RECORDS TO PROCESS:
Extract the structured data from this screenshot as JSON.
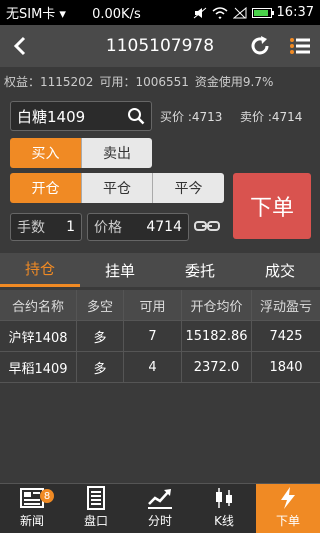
{
  "status_bar": {
    "carrier": "无SIM卡 ▾",
    "speed": "0.00K/s",
    "time": "16:37",
    "battery_level": 0.9
  },
  "header": {
    "title": "1105107978"
  },
  "account": {
    "equity": "权益：1115202",
    "available": "可用：1006551",
    "usage": "资金使用9.7%"
  },
  "order_form": {
    "symbol": "白糖1409",
    "buy_price": "买价 :4713",
    "sell_price": "卖价 :4714",
    "direction": {
      "buy": "买入",
      "sell": "卖出",
      "selected": "买入"
    },
    "offset": {
      "open": "开仓",
      "close": "平仓",
      "close_today": "平今",
      "selected": "开仓"
    },
    "quantity_label": "手数",
    "quantity": "1",
    "price_label": "价格",
    "price": "4714",
    "submit_label": "下单"
  },
  "tabs": [
    {
      "label": "持仓",
      "active": true
    },
    {
      "label": "挂单",
      "active": false
    },
    {
      "label": "委托",
      "active": false
    },
    {
      "label": "成交",
      "active": false
    }
  ],
  "positions": {
    "columns": [
      "合约名称",
      "多空",
      "可用",
      "开仓均价",
      "浮动盈亏"
    ],
    "rows": [
      [
        "沪锌1408",
        "多",
        "7",
        "15182.86",
        "7425"
      ],
      [
        "早稻1409",
        "多",
        "4",
        "2372.0",
        "1840"
      ]
    ]
  },
  "bottom_nav": [
    {
      "label": "新闻",
      "icon": "news-icon",
      "badge": "8"
    },
    {
      "label": "盘口",
      "icon": "order-book-icon"
    },
    {
      "label": "分时",
      "icon": "timeshare-chart-icon"
    },
    {
      "label": "K线",
      "icon": "candlestick-icon"
    },
    {
      "label": "下单",
      "icon": "lightning-icon",
      "active": true
    }
  ],
  "colors": {
    "accent": "#f08a24",
    "submit": "#d9534f",
    "background": "#3a3a3a"
  }
}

WRITTEN EXERCISE: Leaving the pictures aside, transcribe the entire listing exactly.

SOLUTION TO THE PROBLEM:
Extract the structured data from this screenshot as JSON.
{
  "status_bar": {
    "carrier": "无SIM卡 ▾",
    "speed": "0.00K/s",
    "time": "16:37",
    "battery_level": 0.9
  },
  "header": {
    "title": "1105107978"
  },
  "account": {
    "equity": "权益：1115202",
    "available": "可用：1006551",
    "usage": "资金使用9.7%"
  },
  "order_form": {
    "symbol": "白糖1409",
    "buy_price": "买价 :4713",
    "sell_price": "卖价 :4714",
    "direction": {
      "buy": "买入",
      "sell": "卖出",
      "selected": "买入"
    },
    "offset": {
      "open": "开仓",
      "close": "平仓",
      "close_today": "平今",
      "selected": "开仓"
    },
    "quantity_label": "手数",
    "quantity": "1",
    "price_label": "价格",
    "price": "4714",
    "submit_label": "下单"
  },
  "tabs": [
    {
      "label": "持仓",
      "active": true
    },
    {
      "label": "挂单",
      "active": false
    },
    {
      "label": "委托",
      "active": false
    },
    {
      "label": "成交",
      "active": false
    }
  ],
  "positions": {
    "columns": [
      "合约名称",
      "多空",
      "可用",
      "开仓均价",
      "浮动盈亏"
    ],
    "rows": [
      [
        "沪锌1408",
        "多",
        "7",
        "15182.86",
        "7425"
      ],
      [
        "早稻1409",
        "多",
        "4",
        "2372.0",
        "1840"
      ]
    ]
  },
  "bottom_nav": [
    {
      "label": "新闻",
      "icon": "news-icon",
      "badge": "8"
    },
    {
      "label": "盘口",
      "icon": "order-book-icon"
    },
    {
      "label": "分时",
      "icon": "timeshare-chart-icon"
    },
    {
      "label": "K线",
      "icon": "candlestick-icon"
    },
    {
      "label": "下单",
      "icon": "lightning-icon",
      "active": true
    }
  ],
  "colors": {
    "accent": "#f08a24",
    "submit": "#d9534f",
    "background": "#3a3a3a"
  }
}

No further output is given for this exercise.